# Aim of the exercise:
Return all lines in the material below that contain "JSON".

=-=-=

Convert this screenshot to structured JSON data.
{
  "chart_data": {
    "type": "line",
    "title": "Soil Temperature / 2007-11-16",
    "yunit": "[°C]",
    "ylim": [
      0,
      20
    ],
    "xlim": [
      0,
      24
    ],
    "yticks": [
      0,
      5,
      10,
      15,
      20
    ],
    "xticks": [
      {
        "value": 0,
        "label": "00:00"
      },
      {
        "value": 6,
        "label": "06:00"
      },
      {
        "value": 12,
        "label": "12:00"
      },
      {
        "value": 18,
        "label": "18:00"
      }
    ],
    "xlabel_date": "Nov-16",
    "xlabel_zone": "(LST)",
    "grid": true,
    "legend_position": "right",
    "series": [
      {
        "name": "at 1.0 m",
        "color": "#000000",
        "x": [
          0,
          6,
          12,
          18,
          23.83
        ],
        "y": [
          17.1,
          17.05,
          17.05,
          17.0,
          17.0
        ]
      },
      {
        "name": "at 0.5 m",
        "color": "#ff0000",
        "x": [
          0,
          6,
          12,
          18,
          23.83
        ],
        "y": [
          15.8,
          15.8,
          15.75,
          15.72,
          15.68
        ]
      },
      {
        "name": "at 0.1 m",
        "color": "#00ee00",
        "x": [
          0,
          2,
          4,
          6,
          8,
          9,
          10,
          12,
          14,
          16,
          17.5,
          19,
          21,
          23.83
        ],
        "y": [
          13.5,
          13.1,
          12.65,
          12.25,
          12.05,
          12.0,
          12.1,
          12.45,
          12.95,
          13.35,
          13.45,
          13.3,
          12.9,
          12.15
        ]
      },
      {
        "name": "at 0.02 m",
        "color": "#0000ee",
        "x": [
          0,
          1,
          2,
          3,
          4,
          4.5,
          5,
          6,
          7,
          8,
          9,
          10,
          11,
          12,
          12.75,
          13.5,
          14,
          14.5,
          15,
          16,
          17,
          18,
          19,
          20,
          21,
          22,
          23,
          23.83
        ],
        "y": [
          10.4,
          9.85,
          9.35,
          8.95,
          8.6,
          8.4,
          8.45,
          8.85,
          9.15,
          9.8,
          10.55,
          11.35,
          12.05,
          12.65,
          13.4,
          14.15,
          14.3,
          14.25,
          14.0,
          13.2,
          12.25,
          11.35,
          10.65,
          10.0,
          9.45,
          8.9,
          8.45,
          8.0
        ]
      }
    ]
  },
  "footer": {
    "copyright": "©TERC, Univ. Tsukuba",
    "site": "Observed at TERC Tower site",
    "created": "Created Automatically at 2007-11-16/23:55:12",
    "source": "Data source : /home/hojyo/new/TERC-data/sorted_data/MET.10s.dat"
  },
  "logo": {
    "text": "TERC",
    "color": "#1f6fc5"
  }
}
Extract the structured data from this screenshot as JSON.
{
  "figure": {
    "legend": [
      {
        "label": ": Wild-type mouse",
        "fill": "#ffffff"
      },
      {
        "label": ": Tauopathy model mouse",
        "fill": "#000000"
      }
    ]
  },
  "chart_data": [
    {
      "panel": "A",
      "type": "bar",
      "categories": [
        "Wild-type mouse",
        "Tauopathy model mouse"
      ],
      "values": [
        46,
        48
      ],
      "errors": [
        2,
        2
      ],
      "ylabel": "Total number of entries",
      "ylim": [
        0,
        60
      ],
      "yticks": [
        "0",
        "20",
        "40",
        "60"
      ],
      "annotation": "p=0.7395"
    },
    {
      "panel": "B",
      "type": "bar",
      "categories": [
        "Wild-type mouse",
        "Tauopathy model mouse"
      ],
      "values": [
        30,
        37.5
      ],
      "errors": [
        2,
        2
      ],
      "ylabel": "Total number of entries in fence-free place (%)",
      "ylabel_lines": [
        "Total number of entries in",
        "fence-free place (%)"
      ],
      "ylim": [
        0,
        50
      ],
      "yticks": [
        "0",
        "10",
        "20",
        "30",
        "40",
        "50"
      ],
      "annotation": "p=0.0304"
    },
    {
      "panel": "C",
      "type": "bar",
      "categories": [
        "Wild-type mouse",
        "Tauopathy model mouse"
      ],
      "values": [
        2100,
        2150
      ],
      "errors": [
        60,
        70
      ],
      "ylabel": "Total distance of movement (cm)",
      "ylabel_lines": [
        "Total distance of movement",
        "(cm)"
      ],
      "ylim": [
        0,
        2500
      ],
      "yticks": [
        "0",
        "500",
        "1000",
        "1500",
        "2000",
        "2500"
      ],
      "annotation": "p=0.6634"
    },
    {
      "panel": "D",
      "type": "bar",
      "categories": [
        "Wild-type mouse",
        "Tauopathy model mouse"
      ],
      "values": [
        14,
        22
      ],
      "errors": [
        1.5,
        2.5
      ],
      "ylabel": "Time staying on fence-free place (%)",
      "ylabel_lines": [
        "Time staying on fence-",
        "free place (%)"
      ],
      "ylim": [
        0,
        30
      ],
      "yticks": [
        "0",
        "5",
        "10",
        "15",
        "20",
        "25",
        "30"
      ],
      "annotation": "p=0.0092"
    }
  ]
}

=-=-=

# Answer for this exercise:
Convert this screenshot to structured JSON data.
Extract the structured data from this screenshot as JSON.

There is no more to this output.